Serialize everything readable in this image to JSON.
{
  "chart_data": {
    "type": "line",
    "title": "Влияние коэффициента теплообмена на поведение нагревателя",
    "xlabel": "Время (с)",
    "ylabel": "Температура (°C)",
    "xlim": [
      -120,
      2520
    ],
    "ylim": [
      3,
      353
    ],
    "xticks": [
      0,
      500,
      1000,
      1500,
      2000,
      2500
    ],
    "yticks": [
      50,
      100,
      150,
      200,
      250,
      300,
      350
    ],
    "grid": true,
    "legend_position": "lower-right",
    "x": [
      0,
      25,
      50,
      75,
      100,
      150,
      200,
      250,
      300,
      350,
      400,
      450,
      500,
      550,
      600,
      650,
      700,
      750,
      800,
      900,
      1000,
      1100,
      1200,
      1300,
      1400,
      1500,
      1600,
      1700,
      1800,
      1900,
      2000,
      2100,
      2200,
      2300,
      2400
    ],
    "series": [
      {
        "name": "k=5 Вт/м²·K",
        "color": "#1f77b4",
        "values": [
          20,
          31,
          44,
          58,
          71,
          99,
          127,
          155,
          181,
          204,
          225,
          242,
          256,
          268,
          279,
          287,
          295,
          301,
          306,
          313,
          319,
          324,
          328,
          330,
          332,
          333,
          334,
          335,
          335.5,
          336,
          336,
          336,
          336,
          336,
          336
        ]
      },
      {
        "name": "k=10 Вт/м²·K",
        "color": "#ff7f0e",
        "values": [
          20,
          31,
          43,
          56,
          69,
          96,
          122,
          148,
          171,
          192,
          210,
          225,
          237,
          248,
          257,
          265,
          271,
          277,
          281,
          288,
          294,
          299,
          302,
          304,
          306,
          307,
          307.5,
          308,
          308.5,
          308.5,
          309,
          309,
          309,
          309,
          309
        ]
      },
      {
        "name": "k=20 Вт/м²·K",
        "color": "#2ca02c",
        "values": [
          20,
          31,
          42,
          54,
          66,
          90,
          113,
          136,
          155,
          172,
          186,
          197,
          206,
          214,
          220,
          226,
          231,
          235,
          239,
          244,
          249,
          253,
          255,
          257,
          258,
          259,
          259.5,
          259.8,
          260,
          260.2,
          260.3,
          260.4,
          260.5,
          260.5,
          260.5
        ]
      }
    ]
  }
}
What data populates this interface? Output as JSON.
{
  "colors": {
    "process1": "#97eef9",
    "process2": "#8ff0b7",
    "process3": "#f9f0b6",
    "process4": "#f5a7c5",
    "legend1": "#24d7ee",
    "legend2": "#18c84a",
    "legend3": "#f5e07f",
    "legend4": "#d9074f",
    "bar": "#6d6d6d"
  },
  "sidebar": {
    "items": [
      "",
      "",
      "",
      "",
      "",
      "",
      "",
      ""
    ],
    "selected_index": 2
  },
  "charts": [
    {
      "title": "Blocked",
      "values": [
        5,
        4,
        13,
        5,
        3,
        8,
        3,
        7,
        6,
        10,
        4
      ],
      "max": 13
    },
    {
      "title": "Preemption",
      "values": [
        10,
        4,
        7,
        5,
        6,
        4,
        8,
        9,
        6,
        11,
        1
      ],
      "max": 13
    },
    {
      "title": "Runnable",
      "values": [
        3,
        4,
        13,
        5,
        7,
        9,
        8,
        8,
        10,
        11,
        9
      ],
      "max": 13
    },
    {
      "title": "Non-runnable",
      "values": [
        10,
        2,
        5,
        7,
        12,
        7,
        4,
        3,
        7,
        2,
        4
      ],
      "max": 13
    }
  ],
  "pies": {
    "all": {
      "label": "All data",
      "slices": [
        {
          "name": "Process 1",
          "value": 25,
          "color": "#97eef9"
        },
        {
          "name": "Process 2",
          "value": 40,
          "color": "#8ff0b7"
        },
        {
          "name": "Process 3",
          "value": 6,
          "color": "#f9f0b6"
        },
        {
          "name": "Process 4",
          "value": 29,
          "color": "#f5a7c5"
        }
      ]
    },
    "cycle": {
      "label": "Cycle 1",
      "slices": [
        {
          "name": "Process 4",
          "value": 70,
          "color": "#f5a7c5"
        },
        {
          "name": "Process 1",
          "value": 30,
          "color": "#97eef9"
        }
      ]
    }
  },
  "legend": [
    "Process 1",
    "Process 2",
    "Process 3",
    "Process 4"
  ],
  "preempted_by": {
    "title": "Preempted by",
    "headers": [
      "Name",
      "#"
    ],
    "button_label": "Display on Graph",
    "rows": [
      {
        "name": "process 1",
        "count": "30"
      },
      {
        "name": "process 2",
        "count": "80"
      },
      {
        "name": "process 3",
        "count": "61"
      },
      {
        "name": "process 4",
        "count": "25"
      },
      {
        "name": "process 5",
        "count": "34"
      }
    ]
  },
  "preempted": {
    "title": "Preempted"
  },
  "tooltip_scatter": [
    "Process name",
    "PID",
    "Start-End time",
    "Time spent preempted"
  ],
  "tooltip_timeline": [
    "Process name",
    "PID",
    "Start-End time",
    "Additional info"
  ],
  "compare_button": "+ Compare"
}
★ ★ ★ ★ ★ ★ ★
STATED EXERCISE » Reproduce the records in full, exactly as written.

ANSWER TO THIS TASK »
Serialize everything readable in this image to JSON.
{
  "chart_data": {
    "type": "line",
    "title": "Влияние коэффициента теплообмена на поведение нагревателя",
    "xlabel": "Время (с)",
    "ylabel": "Температура (°C)",
    "xlim": [
      -120,
      2520
    ],
    "ylim": [
      3,
      353
    ],
    "xticks": [
      0,
      500,
      1000,
      1500,
      2000,
      2500
    ],
    "yticks": [
      50,
      100,
      150,
      200,
      250,
      300,
      350
    ],
    "grid": true,
    "legend_position": "lower-right",
    "x": [
      0,
      25,
      50,
      75,
      100,
      150,
      200,
      250,
      300,
      350,
      400,
      450,
      500,
      550,
      600,
      650,
      700,
      750,
      800,
      900,
      1000,
      1100,
      1200,
      1300,
      1400,
      1500,
      1600,
      1700,
      1800,
      1900,
      2000,
      2100,
      2200,
      2300,
      2400
    ],
    "series": [
      {
        "name": "k=5 Вт/м²·K",
        "color": "#1f77b4",
        "values": [
          20,
          31,
          44,
          58,
          71,
          99,
          127,
          155,
          181,
          204,
          225,
          242,
          256,
          268,
          279,
          287,
          295,
          301,
          306,
          313,
          319,
          324,
          328,
          330,
          332,
          333,
          334,
          335,
          335.5,
          336,
          336,
          336,
          336,
          336,
          336
        ]
      },
      {
        "name": "k=10 Вт/м²·K",
        "color": "#ff7f0e",
        "values": [
          20,
          31,
          43,
          56,
          69,
          96,
          122,
          148,
          171,
          192,
          210,
          225,
          237,
          248,
          257,
          265,
          271,
          277,
          281,
          288,
          294,
          299,
          302,
          304,
          306,
          307,
          307.5,
          308,
          308.5,
          308.5,
          309,
          309,
          309,
          309,
          309
        ]
      },
      {
        "name": "k=20 Вт/м²·K",
        "color": "#2ca02c",
        "values": [
          20,
          31,
          42,
          54,
          66,
          90,
          113,
          136,
          155,
          172,
          186,
          197,
          206,
          214,
          220,
          226,
          231,
          235,
          239,
          244,
          249,
          253,
          255,
          257,
          258,
          259,
          259.5,
          259.8,
          260,
          260.2,
          260.3,
          260.4,
          260.5,
          260.5,
          260.5
        ]
      }
    ]
  }
}
What data populates this interface? Output as JSON.
{
  "colors": {
    "process1": "#97eef9",
    "process2": "#8ff0b7",
    "process3": "#f9f0b6",
    "process4": "#f5a7c5",
    "legend1": "#24d7ee",
    "legend2": "#18c84a",
    "legend3": "#f5e07f",
    "legend4": "#d9074f",
    "bar": "#6d6d6d"
  },
  "sidebar": {
    "items": [
      "",
      "",
      "",
      "",
      "",
      "",
      "",
      ""
    ],
    "selected_index": 2
  },
  "charts": [
    {
      "title": "Blocked",
      "values": [
        5,
        4,
        13,
        5,
        3,
        8,
        3,
        7,
        6,
        10,
        4
      ],
      "max": 13
    },
    {
      "title": "Preemption",
      "values": [
        10,
        4,
        7,
        5,
        6,
        4,
        8,
        9,
        6,
        11,
        1
      ],
      "max": 13
    },
    {
      "title": "Runnable",
      "values": [
        3,
        4,
        13,
        5,
        7,
        9,
        8,
        8,
        10,
        11,
        9
      ],
      "max": 13
    },
    {
      "title": "Non-runnable",
      "values": [
        10,
        2,
        5,
        7,
        12,
        7,
        4,
        3,
        7,
        2,
        4
      ],
      "max": 13
    }
  ],
  "pies": {
    "all": {
      "label": "All data",
      "slices": [
        {
          "name": "Process 1",
          "value": 25,
          "color": "#97eef9"
        },
        {
          "name": "Process 2",
          "value": 40,
          "color": "#8ff0b7"
        },
        {
          "name": "Process 3",
          "value": 6,
          "color": "#f9f0b6"
        },
        {
          "name": "Process 4",
          "value": 29,
          "color": "#f5a7c5"
        }
      ]
    },
    "cycle": {
      "label": "Cycle 1",
      "slices": [
        {
          "name": "Process 4",
          "value": 70,
          "color": "#f5a7c5"
        },
        {
          "name": "Process 1",
          "value": 30,
          "color": "#97eef9"
        }
      ]
    }
  },
  "legend": [
    "Process 1",
    "Process 2",
    "Process 3",
    "Process 4"
  ],
  "preempted_by": {
    "title": "Preempted by",
    "headers": [
      "Name",
      "#"
    ],
    "button_label": "Display on Graph",
    "rows": [
      {
        "name": "process 1",
        "count": "30"
      },
      {
        "name": "process 2",
        "count": "80"
      },
      {
        "name": "process 3",
        "count": "61"
      },
      {
        "name": "process 4",
        "count": "25"
      },
      {
        "name": "process 5",
        "count": "34"
      }
    ]
  },
  "preempted": {
    "title": "Preempted"
  },
  "tooltip_scatter": [
    "Process name",
    "PID",
    "Start-End time",
    "Time spent preempted"
  ],
  "tooltip_timeline": [
    "Process name",
    "PID",
    "Start-End time",
    "Additional info"
  ],
  "compare_button": "+ Compare"
}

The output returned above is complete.